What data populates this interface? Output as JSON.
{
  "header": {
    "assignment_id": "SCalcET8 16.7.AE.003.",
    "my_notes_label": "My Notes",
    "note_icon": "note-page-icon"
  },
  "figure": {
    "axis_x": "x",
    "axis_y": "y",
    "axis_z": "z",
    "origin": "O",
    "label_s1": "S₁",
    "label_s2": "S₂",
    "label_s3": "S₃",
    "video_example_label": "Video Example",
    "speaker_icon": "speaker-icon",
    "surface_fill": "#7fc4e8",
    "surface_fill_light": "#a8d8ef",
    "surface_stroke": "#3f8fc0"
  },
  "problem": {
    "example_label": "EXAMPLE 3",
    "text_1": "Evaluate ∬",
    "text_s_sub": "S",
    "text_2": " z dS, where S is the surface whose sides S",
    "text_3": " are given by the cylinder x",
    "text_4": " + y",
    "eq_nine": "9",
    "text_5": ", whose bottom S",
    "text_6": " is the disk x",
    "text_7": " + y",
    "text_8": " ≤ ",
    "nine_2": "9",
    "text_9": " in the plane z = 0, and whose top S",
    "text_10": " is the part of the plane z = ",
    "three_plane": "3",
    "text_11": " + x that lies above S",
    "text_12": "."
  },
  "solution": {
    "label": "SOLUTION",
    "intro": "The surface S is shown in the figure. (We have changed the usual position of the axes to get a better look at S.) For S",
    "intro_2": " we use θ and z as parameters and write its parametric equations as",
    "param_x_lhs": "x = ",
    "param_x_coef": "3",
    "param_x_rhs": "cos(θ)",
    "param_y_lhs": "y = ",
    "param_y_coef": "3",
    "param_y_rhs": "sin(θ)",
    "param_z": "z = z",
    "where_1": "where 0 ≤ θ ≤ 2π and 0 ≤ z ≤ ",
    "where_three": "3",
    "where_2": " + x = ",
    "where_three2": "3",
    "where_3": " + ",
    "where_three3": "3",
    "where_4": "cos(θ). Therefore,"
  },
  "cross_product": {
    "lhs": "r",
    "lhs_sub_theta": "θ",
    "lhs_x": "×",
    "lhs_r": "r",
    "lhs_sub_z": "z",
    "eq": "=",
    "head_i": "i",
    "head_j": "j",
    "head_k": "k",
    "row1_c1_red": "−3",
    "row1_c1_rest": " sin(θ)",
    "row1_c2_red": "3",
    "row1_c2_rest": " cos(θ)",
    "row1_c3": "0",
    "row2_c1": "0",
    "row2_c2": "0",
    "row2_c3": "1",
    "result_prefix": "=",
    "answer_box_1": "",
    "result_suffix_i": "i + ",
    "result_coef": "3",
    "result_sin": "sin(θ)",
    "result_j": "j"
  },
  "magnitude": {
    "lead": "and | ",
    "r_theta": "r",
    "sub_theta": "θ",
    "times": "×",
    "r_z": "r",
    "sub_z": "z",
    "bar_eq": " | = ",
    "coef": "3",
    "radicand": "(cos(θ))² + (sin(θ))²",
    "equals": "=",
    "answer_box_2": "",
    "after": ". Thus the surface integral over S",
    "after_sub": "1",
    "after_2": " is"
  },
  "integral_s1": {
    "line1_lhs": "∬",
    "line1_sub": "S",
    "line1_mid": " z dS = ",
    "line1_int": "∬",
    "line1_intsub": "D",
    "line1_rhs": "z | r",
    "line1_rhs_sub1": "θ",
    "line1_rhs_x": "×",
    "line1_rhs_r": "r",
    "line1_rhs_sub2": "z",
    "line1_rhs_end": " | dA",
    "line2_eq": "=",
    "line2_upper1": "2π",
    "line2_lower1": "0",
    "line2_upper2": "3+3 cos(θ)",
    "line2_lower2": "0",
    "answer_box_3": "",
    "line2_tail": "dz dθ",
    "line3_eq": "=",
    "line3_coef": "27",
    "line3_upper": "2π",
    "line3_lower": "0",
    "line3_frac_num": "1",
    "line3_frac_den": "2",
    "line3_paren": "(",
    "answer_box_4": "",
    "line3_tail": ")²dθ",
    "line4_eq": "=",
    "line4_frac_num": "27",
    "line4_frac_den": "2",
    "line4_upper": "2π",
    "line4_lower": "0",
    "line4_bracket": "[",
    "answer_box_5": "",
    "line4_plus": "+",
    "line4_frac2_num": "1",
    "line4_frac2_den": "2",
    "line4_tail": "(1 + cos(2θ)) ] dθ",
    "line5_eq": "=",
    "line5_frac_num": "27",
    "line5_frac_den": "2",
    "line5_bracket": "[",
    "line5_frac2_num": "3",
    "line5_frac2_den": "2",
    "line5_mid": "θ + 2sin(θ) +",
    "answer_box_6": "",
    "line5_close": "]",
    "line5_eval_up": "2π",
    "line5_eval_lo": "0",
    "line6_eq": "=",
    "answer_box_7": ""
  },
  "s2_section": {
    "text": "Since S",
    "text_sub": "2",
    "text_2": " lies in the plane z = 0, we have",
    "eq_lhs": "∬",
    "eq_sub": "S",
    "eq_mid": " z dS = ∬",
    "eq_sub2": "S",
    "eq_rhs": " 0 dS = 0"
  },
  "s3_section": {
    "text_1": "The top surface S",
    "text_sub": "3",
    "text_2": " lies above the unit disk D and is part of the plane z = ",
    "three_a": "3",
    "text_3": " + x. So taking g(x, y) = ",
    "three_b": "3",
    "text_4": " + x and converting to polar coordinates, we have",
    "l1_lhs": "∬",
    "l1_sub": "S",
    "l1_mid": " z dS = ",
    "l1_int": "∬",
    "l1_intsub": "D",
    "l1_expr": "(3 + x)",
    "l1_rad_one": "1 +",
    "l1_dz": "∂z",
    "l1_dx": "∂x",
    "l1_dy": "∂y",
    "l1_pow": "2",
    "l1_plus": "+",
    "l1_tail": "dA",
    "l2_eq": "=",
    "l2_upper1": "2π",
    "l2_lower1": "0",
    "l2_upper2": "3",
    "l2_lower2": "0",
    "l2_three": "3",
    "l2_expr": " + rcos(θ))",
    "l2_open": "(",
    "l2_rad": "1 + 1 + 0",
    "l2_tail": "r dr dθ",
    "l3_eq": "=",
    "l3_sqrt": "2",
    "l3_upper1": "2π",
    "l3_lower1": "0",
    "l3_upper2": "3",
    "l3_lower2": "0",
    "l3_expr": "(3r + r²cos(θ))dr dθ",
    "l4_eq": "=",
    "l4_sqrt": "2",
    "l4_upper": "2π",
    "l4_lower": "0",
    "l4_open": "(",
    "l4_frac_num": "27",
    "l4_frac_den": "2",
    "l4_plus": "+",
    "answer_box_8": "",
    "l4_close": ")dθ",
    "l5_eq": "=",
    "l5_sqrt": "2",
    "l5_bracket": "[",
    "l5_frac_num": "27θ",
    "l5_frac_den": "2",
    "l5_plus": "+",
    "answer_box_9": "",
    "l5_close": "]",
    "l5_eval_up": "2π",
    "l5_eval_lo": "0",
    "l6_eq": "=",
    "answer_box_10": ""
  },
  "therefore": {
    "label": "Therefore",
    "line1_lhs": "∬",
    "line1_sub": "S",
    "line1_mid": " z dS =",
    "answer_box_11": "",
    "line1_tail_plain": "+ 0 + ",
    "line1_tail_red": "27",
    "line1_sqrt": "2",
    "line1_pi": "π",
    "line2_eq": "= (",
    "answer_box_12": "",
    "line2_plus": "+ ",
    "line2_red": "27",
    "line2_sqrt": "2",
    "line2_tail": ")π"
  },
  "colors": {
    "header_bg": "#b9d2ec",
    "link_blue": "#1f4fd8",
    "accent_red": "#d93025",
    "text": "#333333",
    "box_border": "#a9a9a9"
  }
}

*-*-*

--- Problem to solve ---
Copy down the material exactly as written.

--- Full response ---
What data populates this interface? Output as JSON.
{
  "header": {
    "assignment_id": "SCalcET8 16.7.AE.003.",
    "my_notes_label": "My Notes",
    "note_icon": "note-page-icon"
  },
  "figure": {
    "axis_x": "x",
    "axis_y": "y",
    "axis_z": "z",
    "origin": "O",
    "label_s1": "S₁",
    "label_s2": "S₂",
    "label_s3": "S₃",
    "video_example_label": "Video Example",
    "speaker_icon": "speaker-icon",
    "surface_fill": "#7fc4e8",
    "surface_fill_light": "#a8d8ef",
    "surface_stroke": "#3f8fc0"
  },
  "problem": {
    "example_label": "EXAMPLE 3",
    "text_1": "Evaluate ∬",
    "text_s_sub": "S",
    "text_2": " z dS, where S is the surface whose sides S",
    "text_3": " are given by the cylinder x",
    "text_4": " + y",
    "eq_nine": "9",
    "text_5": ", whose bottom S",
    "text_6": " is the disk x",
    "text_7": " + y",
    "text_8": " ≤ ",
    "nine_2": "9",
    "text_9": " in the plane z = 0, and whose top S",
    "text_10": " is the part of the plane z = ",
    "three_plane": "3",
    "text_11": " + x that lies above S",
    "text_12": "."
  },
  "solution": {
    "label": "SOLUTION",
    "intro": "The surface S is shown in the figure. (We have changed the usual position of the axes to get a better look at S.) For S",
    "intro_2": " we use θ and z as parameters and write its parametric equations as",
    "param_x_lhs": "x = ",
    "param_x_coef": "3",
    "param_x_rhs": "cos(θ)",
    "param_y_lhs": "y = ",
    "param_y_coef": "3",
    "param_y_rhs": "sin(θ)",
    "param_z": "z = z",
    "where_1": "where 0 ≤ θ ≤ 2π and 0 ≤ z ≤ ",
    "where_three": "3",
    "where_2": " + x = ",
    "where_three2": "3",
    "where_3": " + ",
    "where_three3": "3",
    "where_4": "cos(θ). Therefore,"
  },
  "cross_product": {
    "lhs": "r",
    "lhs_sub_theta": "θ",
    "lhs_x": "×",
    "lhs_r": "r",
    "lhs_sub_z": "z",
    "eq": "=",
    "head_i": "i",
    "head_j": "j",
    "head_k": "k",
    "row1_c1_red": "−3",
    "row1_c1_rest": " sin(θ)",
    "row1_c2_red": "3",
    "row1_c2_rest": " cos(θ)",
    "row1_c3": "0",
    "row2_c1": "0",
    "row2_c2": "0",
    "row2_c3": "1",
    "result_prefix": "=",
    "answer_box_1": "",
    "result_suffix_i": "i + ",
    "result_coef": "3",
    "result_sin": "sin(θ)",
    "result_j": "j"
  },
  "magnitude": {
    "lead": "and | ",
    "r_theta": "r",
    "sub_theta": "θ",
    "times": "×",
    "r_z": "r",
    "sub_z": "z",
    "bar_eq": " | = ",
    "coef": "3",
    "radicand": "(cos(θ))² + (sin(θ))²",
    "equals": "=",
    "answer_box_2": "",
    "after": ". Thus the surface integral over S",
    "after_sub": "1",
    "after_2": " is"
  },
  "integral_s1": {
    "line1_lhs": "∬",
    "line1_sub": "S",
    "line1_mid": " z dS = ",
    "line1_int": "∬",
    "line1_intsub": "D",
    "line1_rhs": "z | r",
    "line1_rhs_sub1": "θ",
    "line1_rhs_x": "×",
    "line1_rhs_r": "r",
    "line1_rhs_sub2": "z",
    "line1_rhs_end": " | dA",
    "line2_eq": "=",
    "line2_upper1": "2π",
    "line2_lower1": "0",
    "line2_upper2": "3+3 cos(θ)",
    "line2_lower2": "0",
    "answer_box_3": "",
    "line2_tail": "dz dθ",
    "line3_eq": "=",
    "line3_coef": "27",
    "line3_upper": "2π",
    "line3_lower": "0",
    "line3_frac_num": "1",
    "line3_frac_den": "2",
    "line3_paren": "(",
    "answer_box_4": "",
    "line3_tail": ")²dθ",
    "line4_eq": "=",
    "line4_frac_num": "27",
    "line4_frac_den": "2",
    "line4_upper": "2π",
    "line4_lower": "0",
    "line4_bracket": "[",
    "answer_box_5": "",
    "line4_plus": "+",
    "line4_frac2_num": "1",
    "line4_frac2_den": "2",
    "line4_tail": "(1 + cos(2θ)) ] dθ",
    "line5_eq": "=",
    "line5_frac_num": "27",
    "line5_frac_den": "2",
    "line5_bracket": "[",
    "line5_frac2_num": "3",
    "line5_frac2_den": "2",
    "line5_mid": "θ + 2sin(θ) +",
    "answer_box_6": "",
    "line5_close": "]",
    "line5_eval_up": "2π",
    "line5_eval_lo": "0",
    "line6_eq": "=",
    "answer_box_7": ""
  },
  "s2_section": {
    "text": "Since S",
    "text_sub": "2",
    "text_2": " lies in the plane z = 0, we have",
    "eq_lhs": "∬",
    "eq_sub": "S",
    "eq_mid": " z dS = ∬",
    "eq_sub2": "S",
    "eq_rhs": " 0 dS = 0"
  },
  "s3_section": {
    "text_1": "The top surface S",
    "text_sub": "3",
    "text_2": " lies above the unit disk D and is part of the plane z = ",
    "three_a": "3",
    "text_3": " + x. So taking g(x, y) = ",
    "three_b": "3",
    "text_4": " + x and converting to polar coordinates, we have",
    "l1_lhs": "∬",
    "l1_sub": "S",
    "l1_mid": " z dS = ",
    "l1_int": "∬",
    "l1_intsub": "D",
    "l1_expr": "(3 + x)",
    "l1_rad_one": "1 +",
    "l1_dz": "∂z",
    "l1_dx": "∂x",
    "l1_dy": "∂y",
    "l1_pow": "2",
    "l1_plus": "+",
    "l1_tail": "dA",
    "l2_eq": "=",
    "l2_upper1": "2π",
    "l2_lower1": "0",
    "l2_upper2": "3",
    "l2_lower2": "0",
    "l2_three": "3",
    "l2_expr": " + rcos(θ))",
    "l2_open": "(",
    "l2_rad": "1 + 1 + 0",
    "l2_tail": "r dr dθ",
    "l3_eq": "=",
    "l3_sqrt": "2",
    "l3_upper1": "2π",
    "l3_lower1": "0",
    "l3_upper2": "3",
    "l3_lower2": "0",
    "l3_expr": "(3r + r²cos(θ))dr dθ",
    "l4_eq": "=",
    "l4_sqrt": "2",
    "l4_upper": "2π",
    "l4_lower": "0",
    "l4_open": "(",
    "l4_frac_num": "27",
    "l4_frac_den": "2",
    "l4_plus": "+",
    "answer_box_8": "",
    "l4_close": ")dθ",
    "l5_eq": "=",
    "l5_sqrt": "2",
    "l5_bracket": "[",
    "l5_frac_num": "27θ",
    "l5_frac_den": "2",
    "l5_plus": "+",
    "answer_box_9": "",
    "l5_close": "]",
    "l5_eval_up": "2π",
    "l5_eval_lo": "0",
    "l6_eq": "=",
    "answer_box_10": ""
  },
  "therefore": {
    "label": "Therefore",
    "line1_lhs": "∬",
    "line1_sub": "S",
    "line1_mid": " z dS =",
    "answer_box_11": "",
    "line1_tail_plain": "+ 0 + ",
    "line1_tail_red": "27",
    "line1_sqrt": "2",
    "line1_pi": "π",
    "line2_eq": "= (",
    "answer_box_12": "",
    "line2_plus": "+ ",
    "line2_red": "27",
    "line2_sqrt": "2",
    "line2_tail": ")π"
  },
  "colors": {
    "header_bg": "#b9d2ec",
    "link_blue": "#1f4fd8",
    "accent_red": "#d93025",
    "text": "#333333",
    "box_border": "#a9a9a9"
  }
}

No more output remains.